# Task instructions
Reproduce every line of the listing below word for word.

# Data excerpts

------------------------

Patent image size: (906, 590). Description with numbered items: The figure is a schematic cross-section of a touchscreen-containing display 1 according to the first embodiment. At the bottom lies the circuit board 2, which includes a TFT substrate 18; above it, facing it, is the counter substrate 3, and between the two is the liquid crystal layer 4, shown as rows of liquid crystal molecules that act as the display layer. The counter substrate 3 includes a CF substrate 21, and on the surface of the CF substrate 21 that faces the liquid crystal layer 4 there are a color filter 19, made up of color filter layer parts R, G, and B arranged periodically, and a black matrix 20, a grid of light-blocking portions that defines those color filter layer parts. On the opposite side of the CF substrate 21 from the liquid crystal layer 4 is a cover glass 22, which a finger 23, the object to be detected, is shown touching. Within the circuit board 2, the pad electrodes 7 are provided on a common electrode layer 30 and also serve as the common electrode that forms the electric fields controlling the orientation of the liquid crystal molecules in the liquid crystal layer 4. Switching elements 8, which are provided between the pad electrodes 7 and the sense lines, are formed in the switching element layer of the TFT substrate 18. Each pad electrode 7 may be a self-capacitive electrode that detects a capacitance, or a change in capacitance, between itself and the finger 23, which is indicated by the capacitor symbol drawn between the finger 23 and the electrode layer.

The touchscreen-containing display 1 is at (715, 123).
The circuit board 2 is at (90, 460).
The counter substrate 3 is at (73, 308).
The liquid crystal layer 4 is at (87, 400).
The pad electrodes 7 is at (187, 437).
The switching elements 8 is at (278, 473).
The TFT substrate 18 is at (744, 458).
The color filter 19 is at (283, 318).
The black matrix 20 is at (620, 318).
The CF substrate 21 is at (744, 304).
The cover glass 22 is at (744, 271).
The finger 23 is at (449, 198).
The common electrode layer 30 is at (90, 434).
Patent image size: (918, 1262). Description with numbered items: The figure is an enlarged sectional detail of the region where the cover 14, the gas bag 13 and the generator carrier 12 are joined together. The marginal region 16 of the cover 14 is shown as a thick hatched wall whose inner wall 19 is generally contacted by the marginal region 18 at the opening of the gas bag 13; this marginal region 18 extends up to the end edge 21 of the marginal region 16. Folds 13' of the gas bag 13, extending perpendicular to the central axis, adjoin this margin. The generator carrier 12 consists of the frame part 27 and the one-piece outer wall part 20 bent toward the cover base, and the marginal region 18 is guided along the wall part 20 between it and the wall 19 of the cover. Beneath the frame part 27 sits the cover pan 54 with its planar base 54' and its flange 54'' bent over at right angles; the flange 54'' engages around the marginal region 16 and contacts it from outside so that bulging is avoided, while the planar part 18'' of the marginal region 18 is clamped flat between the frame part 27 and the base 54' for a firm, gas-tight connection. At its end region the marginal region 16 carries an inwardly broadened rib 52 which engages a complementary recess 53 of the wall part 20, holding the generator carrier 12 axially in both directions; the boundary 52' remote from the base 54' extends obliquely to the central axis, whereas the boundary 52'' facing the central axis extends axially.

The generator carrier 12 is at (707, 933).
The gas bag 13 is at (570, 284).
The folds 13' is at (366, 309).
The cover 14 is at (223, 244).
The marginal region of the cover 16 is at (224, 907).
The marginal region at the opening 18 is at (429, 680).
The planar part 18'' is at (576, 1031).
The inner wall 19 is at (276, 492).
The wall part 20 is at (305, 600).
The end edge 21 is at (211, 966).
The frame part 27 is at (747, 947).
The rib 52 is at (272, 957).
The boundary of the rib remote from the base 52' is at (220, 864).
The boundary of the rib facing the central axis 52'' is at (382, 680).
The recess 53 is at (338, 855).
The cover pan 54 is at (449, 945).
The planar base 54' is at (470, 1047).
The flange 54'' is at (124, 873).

------------------------

# Answer to the exercise
Patent image size: (906, 590). Description with numbered items: The figure is a schematic cross-section of a touchscreen-containing display 1 according to the first embodiment. At the bottom lies the circuit board 2, which includes a TFT substrate 18; above it, facing it, is the counter substrate 3, and between the two is the liquid crystal layer 4, shown as rows of liquid crystal molecules that act as the display layer. The counter substrate 3 includes a CF substrate 21, and on the surface of the CF substrate 21 that faces the liquid crystal layer 4 there are a color filter 19, made up of color filter layer parts R, G, and B arranged periodically, and a black matrix 20, a grid of light-blocking portions that defines those color filter layer parts. On the opposite side of the CF substrate 21 from the liquid crystal layer 4 is a cover glass 22, which a finger 23, the object to be detected, is shown touching. Within the circuit board 2, the pad electrodes 7 are provided on a common electrode layer 30 and also serve as the common electrode that forms the electric fields controlling the orientation of the liquid crystal molecules in the liquid crystal layer 4. Switching elements 8, which are provided between the pad electrodes 7 and the sense lines, are formed in the switching element layer of the TFT substrate 18. Each pad electrode 7 may be a self-capacitive electrode that detects a capacitance, or a change in capacitance, between itself and the finger 23, which is indicated by the capacitor symbol drawn between the finger 23 and the electrode layer.

The touchscreen-containing display 1 is at (715, 123).
The circuit board 2 is at (90, 460).
The counter substrate 3 is at (73, 308).
The liquid crystal layer 4 is at (87, 400).
The pad electrodes 7 is at (187, 437).
The switching elements 8 is at (278, 473).
The TFT substrate 18 is at (744, 458).
The color filter 19 is at (283, 318).
The black matrix 20 is at (620, 318).
The CF substrate 21 is at (744, 304).
The cover glass 22 is at (744, 271).
The finger 23 is at (449, 198).
The common electrode layer 30 is at (90, 434).
Patent image size: (918, 1262). Description with numbered items: The figure is an enlarged sectional detail of the region where the cover 14, the gas bag 13 and the generator carrier 12 are joined together. The marginal region 16 of the cover 14 is shown as a thick hatched wall whose inner wall 19 is generally contacted by the marginal region 18 at the opening of the gas bag 13; this marginal region 18 extends up to the end edge 21 of the marginal region 16. Folds 13' of the gas bag 13, extending perpendicular to the central axis, adjoin this margin. The generator carrier 12 consists of the frame part 27 and the one-piece outer wall part 20 bent toward the cover base, and the marginal region 18 is guided along the wall part 20 between it and the wall 19 of the cover. Beneath the frame part 27 sits the cover pan 54 with its planar base 54' and its flange 54'' bent over at right angles; the flange 54'' engages around the marginal region 16 and contacts it from outside so that bulging is avoided, while the planar part 18'' of the marginal region 18 is clamped flat between the frame part 27 and the base 54' for a firm, gas-tight connection. At its end region the marginal region 16 carries an inwardly broadened rib 52 which engages a complementary recess 53 of the wall part 20, holding the generator carrier 12 axially in both directions; the boundary 52' remote from the base 54' extends obliquely to the central axis, whereas the boundary 52'' facing the central axis extends axially.

The generator carrier 12 is at (707, 933).
The gas bag 13 is at (570, 284).
The folds 13' is at (366, 309).
The cover 14 is at (223, 244).
The marginal region of the cover 16 is at (224, 907).
The marginal region at the opening 18 is at (429, 680).
The planar part 18'' is at (576, 1031).
The inner wall 19 is at (276, 492).
The wall part 20 is at (305, 600).
The end edge 21 is at (211, 966).
The frame part 27 is at (747, 947).
The rib 52 is at (272, 957).
The boundary of the rib remote from the base 52' is at (220, 864).
The boundary of the rib facing the central axis 52'' is at (382, 680).
The recess 53 is at (338, 855).
The cover pan 54 is at (449, 945).
The planar base 54' is at (470, 1047).
The flange 54'' is at (124, 873).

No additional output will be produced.